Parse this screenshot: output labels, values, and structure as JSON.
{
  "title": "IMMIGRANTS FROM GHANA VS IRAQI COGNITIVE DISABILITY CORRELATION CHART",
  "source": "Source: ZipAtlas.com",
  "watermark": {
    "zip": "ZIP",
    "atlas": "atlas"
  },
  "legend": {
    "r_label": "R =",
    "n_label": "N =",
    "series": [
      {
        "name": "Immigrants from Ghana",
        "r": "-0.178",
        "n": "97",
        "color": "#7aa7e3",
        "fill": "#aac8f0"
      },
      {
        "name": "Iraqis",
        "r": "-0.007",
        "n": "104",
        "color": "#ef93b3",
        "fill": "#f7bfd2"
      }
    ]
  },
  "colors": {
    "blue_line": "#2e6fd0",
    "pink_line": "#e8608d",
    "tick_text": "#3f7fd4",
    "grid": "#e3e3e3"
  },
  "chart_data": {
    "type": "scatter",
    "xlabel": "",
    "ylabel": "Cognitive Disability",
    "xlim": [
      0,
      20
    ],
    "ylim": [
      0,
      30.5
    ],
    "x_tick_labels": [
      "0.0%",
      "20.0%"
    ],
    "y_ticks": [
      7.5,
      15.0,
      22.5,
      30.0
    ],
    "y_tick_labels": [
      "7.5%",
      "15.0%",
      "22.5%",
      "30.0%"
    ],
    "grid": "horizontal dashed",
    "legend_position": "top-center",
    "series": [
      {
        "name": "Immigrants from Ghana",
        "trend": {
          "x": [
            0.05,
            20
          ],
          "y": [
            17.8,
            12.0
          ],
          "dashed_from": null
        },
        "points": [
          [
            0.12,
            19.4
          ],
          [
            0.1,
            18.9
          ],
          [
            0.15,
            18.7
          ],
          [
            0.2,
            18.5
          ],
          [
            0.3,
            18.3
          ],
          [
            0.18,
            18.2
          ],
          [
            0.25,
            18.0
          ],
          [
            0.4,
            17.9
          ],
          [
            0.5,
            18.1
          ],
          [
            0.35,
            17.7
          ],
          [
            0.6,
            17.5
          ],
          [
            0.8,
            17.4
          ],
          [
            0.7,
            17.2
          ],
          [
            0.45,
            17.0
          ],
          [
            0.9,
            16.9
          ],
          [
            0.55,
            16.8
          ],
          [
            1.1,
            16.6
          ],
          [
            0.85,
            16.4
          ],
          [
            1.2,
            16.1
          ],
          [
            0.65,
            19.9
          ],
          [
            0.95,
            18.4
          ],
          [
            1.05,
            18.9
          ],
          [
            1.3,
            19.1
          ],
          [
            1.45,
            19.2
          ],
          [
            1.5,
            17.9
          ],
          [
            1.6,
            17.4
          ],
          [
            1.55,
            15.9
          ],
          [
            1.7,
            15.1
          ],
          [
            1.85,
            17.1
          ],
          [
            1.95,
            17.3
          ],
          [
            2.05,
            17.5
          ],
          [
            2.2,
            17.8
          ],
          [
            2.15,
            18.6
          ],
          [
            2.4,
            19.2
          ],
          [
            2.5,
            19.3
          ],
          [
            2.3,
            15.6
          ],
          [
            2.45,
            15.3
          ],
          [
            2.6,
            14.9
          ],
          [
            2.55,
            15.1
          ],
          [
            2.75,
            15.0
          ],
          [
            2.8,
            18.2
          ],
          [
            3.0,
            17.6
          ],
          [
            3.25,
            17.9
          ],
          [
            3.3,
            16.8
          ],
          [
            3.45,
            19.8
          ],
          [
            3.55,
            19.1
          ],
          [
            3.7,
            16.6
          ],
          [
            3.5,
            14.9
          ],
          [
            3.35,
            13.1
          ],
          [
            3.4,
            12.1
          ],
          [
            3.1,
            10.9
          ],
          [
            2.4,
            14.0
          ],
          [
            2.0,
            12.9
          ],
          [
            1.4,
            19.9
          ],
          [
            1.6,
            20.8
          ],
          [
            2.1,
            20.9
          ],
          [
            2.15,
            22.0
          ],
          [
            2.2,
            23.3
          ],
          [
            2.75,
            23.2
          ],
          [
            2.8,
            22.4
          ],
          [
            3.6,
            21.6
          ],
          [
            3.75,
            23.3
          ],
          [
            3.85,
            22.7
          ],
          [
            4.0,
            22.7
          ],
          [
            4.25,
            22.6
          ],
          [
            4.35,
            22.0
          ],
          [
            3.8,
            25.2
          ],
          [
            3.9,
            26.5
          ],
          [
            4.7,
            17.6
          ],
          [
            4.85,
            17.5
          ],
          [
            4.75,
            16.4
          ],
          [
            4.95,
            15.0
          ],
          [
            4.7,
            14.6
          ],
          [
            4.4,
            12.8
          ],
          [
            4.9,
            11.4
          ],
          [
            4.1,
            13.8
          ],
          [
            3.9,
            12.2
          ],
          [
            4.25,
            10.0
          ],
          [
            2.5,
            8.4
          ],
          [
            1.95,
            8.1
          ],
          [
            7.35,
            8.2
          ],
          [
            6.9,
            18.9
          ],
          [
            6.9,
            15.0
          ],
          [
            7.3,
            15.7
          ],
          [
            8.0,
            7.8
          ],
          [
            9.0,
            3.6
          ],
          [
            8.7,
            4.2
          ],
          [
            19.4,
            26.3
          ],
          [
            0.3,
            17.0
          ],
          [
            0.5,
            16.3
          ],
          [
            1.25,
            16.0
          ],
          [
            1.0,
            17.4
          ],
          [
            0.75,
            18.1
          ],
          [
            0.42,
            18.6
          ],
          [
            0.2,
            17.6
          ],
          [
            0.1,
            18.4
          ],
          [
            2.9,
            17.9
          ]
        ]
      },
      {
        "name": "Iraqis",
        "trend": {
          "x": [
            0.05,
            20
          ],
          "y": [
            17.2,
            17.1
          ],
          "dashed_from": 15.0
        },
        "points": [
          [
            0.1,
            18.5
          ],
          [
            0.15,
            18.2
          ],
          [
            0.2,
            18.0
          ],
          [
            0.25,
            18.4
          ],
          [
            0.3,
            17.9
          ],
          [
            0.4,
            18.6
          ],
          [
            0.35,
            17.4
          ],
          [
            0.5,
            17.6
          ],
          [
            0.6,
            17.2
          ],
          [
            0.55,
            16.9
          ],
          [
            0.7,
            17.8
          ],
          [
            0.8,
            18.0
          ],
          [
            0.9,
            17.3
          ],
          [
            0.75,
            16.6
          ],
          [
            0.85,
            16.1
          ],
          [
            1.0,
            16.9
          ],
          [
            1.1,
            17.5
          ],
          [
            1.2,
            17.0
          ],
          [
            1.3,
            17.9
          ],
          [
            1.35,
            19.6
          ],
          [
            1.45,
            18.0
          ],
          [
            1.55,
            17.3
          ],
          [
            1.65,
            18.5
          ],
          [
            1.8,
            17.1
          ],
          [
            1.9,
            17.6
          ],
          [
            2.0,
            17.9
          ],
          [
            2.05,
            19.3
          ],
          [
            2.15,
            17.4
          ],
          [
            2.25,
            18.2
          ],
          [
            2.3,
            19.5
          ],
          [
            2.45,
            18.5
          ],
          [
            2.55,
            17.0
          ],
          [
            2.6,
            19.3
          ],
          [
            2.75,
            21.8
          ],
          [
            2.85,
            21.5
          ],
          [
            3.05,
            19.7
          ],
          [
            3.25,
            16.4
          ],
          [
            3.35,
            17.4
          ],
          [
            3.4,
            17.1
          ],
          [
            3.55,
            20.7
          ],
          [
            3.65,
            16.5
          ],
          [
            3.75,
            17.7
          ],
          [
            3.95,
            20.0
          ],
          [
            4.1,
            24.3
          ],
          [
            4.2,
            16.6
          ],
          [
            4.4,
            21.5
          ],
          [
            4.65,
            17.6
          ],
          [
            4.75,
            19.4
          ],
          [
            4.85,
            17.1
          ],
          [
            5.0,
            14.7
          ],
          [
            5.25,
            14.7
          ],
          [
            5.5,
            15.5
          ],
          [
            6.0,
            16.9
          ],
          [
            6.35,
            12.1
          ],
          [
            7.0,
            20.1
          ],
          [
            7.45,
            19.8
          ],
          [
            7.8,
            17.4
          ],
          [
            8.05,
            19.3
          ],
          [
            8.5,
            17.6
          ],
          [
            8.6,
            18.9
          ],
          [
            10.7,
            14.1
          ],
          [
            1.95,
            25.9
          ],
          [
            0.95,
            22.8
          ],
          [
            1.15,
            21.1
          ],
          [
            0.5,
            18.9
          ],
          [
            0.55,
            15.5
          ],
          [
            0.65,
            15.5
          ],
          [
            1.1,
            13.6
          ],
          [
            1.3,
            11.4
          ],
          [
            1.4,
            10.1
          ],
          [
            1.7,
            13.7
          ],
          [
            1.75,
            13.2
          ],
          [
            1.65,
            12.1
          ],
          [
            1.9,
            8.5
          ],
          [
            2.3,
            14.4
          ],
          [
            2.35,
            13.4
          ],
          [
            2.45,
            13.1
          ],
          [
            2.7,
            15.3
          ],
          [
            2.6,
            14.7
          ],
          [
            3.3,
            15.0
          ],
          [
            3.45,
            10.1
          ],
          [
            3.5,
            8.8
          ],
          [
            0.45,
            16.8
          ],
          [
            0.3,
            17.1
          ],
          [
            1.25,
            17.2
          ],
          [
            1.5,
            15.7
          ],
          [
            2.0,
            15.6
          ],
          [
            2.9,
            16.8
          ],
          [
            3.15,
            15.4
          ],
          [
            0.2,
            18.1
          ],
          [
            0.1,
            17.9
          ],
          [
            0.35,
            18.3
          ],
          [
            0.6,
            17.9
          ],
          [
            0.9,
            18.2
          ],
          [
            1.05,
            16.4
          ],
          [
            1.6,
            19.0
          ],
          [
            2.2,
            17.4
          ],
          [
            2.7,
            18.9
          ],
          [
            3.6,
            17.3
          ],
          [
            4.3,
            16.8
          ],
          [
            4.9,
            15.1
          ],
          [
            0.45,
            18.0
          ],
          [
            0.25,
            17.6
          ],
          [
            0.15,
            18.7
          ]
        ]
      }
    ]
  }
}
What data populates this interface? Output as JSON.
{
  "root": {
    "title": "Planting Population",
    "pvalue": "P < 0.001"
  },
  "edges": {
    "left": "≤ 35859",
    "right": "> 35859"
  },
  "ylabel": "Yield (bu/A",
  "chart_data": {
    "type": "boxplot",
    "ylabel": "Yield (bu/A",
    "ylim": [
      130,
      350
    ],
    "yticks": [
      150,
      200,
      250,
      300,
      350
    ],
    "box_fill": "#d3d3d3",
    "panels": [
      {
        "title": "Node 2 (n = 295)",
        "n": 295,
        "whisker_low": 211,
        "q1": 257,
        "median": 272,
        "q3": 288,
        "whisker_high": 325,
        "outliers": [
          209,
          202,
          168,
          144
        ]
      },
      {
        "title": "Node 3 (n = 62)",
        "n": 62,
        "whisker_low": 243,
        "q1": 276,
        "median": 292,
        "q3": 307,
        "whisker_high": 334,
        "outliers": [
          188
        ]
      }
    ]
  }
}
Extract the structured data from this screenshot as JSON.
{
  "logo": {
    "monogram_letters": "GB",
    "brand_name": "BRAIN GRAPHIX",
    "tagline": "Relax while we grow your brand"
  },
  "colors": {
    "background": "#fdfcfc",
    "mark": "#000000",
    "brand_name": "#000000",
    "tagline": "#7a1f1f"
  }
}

*GOAL*:
Looking at the material above, count the lines that hold "grid" and give the total alone.

*TASK SOLUTION*:
2